§ Goal:
Look through the material below and count the lines with the string "frac". Report only the count.

Data entries:
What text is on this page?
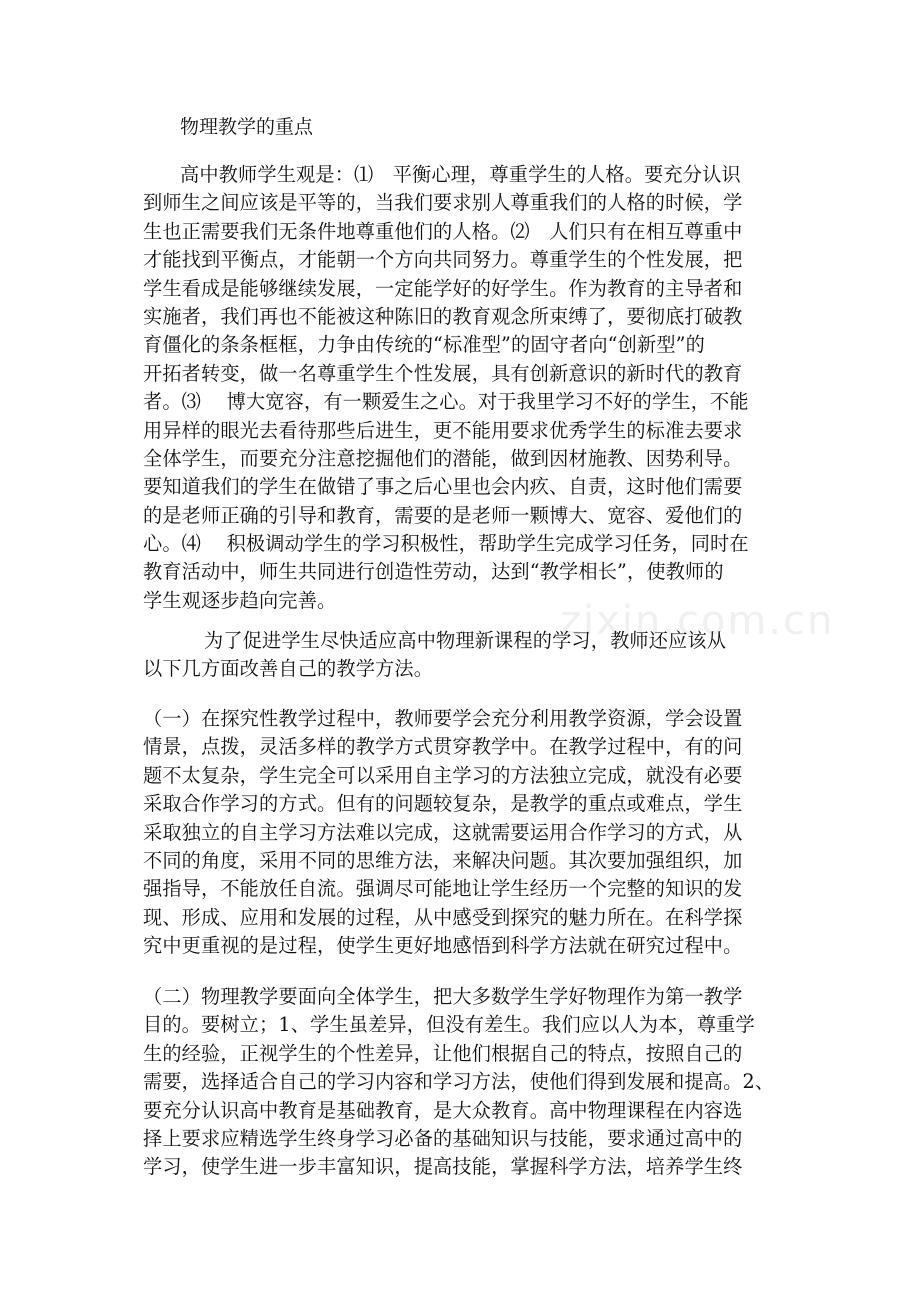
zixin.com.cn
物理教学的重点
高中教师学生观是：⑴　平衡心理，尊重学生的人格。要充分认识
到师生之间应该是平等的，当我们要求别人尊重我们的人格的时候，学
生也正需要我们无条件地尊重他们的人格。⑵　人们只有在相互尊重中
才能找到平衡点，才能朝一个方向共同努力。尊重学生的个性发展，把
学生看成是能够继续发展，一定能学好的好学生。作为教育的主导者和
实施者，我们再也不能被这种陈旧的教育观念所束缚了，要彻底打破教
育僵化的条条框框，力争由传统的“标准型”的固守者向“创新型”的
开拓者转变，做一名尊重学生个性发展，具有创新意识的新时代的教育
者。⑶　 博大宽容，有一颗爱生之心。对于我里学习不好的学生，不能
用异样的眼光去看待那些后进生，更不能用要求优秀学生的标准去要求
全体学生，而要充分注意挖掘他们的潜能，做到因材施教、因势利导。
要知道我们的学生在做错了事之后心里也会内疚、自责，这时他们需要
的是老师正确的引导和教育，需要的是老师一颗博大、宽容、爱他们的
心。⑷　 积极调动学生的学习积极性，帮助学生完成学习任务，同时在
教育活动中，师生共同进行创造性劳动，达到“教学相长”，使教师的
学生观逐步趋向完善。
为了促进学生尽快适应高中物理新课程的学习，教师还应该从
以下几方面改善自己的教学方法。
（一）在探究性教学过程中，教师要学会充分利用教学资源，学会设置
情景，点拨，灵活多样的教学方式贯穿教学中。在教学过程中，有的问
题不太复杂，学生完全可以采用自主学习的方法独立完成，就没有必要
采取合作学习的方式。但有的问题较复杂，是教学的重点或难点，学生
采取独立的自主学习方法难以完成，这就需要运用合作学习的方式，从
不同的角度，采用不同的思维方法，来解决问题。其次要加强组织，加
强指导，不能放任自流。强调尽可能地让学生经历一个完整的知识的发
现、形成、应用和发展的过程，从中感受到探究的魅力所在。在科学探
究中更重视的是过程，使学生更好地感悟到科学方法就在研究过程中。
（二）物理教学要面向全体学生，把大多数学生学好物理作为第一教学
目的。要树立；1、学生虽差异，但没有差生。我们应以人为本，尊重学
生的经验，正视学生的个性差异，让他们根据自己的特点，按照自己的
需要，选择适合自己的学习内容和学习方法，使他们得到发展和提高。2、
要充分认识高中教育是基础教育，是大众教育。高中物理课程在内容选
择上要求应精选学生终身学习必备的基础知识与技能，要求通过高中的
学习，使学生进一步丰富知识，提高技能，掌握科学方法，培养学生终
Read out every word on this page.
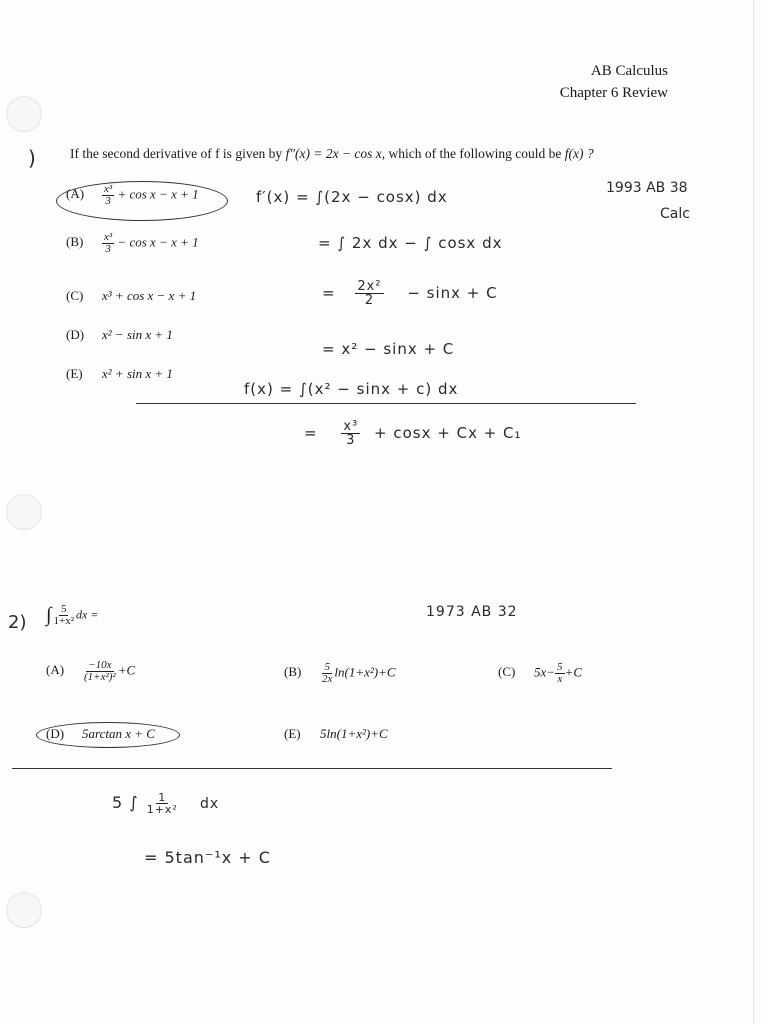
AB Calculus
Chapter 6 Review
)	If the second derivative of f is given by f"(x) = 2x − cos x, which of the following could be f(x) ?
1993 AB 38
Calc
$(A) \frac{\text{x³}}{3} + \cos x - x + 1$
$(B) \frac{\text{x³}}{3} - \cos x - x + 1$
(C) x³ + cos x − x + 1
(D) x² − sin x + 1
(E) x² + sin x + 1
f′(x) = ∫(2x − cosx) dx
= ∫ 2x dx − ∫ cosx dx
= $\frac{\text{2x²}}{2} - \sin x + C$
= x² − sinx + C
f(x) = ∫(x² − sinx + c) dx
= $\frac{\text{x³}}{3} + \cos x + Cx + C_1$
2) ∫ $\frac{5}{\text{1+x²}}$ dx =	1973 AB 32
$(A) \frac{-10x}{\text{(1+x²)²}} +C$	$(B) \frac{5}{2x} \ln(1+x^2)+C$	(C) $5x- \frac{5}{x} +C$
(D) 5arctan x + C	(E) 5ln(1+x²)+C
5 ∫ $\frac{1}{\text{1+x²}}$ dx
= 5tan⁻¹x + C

§ Exercise output:
7